**Task to complete**
Pull out every line containing the string "como".

**Records to use**

═══

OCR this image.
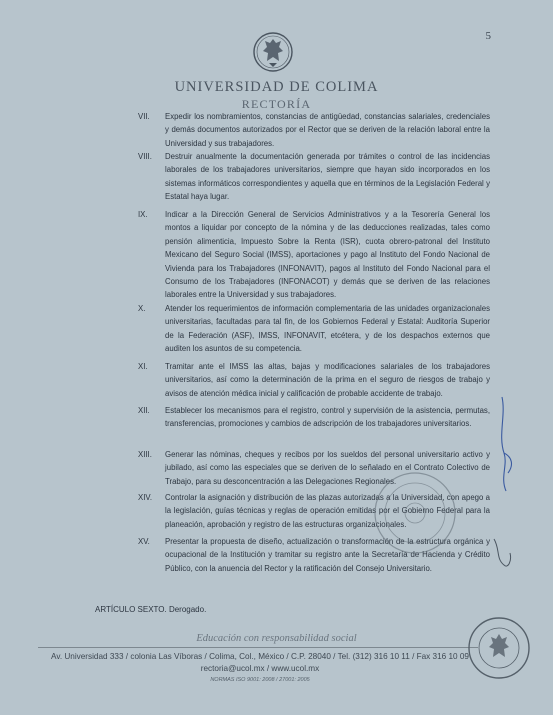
5
UNIVERSIDAD DE COLIMA
RECTORÍA
VII.	Expedir los nombramientos, constancias de antigüedad, constancias salariales, credenciales y demás documentos autorizados por el Rector que se deriven de la relación laboral entre la Universidad y sus trabajadores.
VIII.	Destruir anualmente la documentación generada por trámites o control de las incidencias laborales de los trabajadores universitarios, siempre que hayan sido incorporados en los sistemas informáticos correspondientes y aquella que en términos de la Legislación Federal y Estatal haya lugar.
IX.	Indicar a la Dirección General de Servicios Administrativos y a la Tesorería General los montos a liquidar por concepto de la nómina y de las deducciones realizadas, tales como pensión alimenticia, Impuesto Sobre la Renta (ISR), cuota obrero-patronal del Instituto Mexicano del Seguro Social (IMSS), aportaciones y pago al Instituto del Fondo Nacional de Vivienda para los Trabajadores (INFONAVIT), pagos al Instituto del Fondo Nacional para el Consumo de los Trabajadores (INFONACOT) y demás que se deriven de las relaciones laborales entre la Universidad y sus trabajadores.
X.	Atender los requerimientos de información complementaria de las unidades organizacionales universitarias, facultadas para tal fin, de los Gobiernos Federal y Estatal: Auditoría Superior de la Federación (ASF), IMSS, INFONAVIT, etcétera, y de los despachos externos que auditen los asuntos de su competencia.
XI.	Tramitar ante el IMSS las altas, bajas y modificaciones salariales de los trabajadores universitarios, así como la determinación de la prima en el seguro de riesgos de trabajo y avisos de atención médica inicial y calificación de probable accidente de trabajo.
XII.	Establecer los mecanismos para el registro, control y supervisión de la asistencia, permutas, transferencias, promociones y cambios de adscripción de los trabajadores universitarios.
XIII.	Generar las nóminas, cheques y recibos por los sueldos del personal universitario activo y jubilado, así como las especiales que se deriven de lo señalado en el Contrato Colectivo de Trabajo, para su desconcentración a las Delegaciones Regionales.
XIV.	Controlar la asignación y distribución de las plazas autorizadas a la Universidad, con apego a la legislación, guías técnicas y reglas de operación emitidas por el Gobierno Federal para la planeación, aprobación y registro de las estructuras organizacionales.
XV.	Presentar la propuesta de diseño, actualización o transformación de la estructura orgánica y ocupacional de la Institución y tramitar su registro ante la Secretaría de Hacienda y Crédito Público, con la anuencia del Rector y la ratificación del Consejo Universitario.
ARTÍCULO SEXTO. Derogado.
Educación con responsabilidad social
Av. Universidad 333 / colonia Las Víboras / Colima, Col., México / C.P. 28040 / Tel. (312) 316 10 11 / Fax 316 10 09
rectoria@ucol.mx / www.ucol.mx
NORMAS ISO 9001: 2008 / 27001: 2005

═══

**Response for this exercise**
IX.	Indicar a la Dirección General de Servicios Administrativos y a la Tesorería General los montos a liquidar por concepto de la nómina y de las deducciones realizadas, tales como pensión alimenticia, Impuesto Sobre la Renta (ISR), cuota obrero-patronal del Instituto Mexicano del Seguro Social (IMSS), aportaciones y pago al Instituto del Fondo Nacional de Vivienda para los Trabajadores (INFONAVIT), pagos al Instituto del Fondo Nacional para el Consumo de los Trabajadores (INFONACOT) y demás que se deriven de las relaciones laborales entre la Universidad y sus trabajadores.
XI.	Tramitar ante el IMSS las altas, bajas y modificaciones salariales de los trabajadores universitarios, así como la determinación de la prima en el seguro de riesgos de trabajo y avisos de atención médica inicial y calificación de probable accidente de trabajo.
XIII.	Generar las nóminas, cheques y recibos por los sueldos del personal universitario activo y jubilado, así como las especiales que se deriven de lo señalado en el Contrato Colectivo de Trabajo, para su desconcentración a las Delegaciones Regionales.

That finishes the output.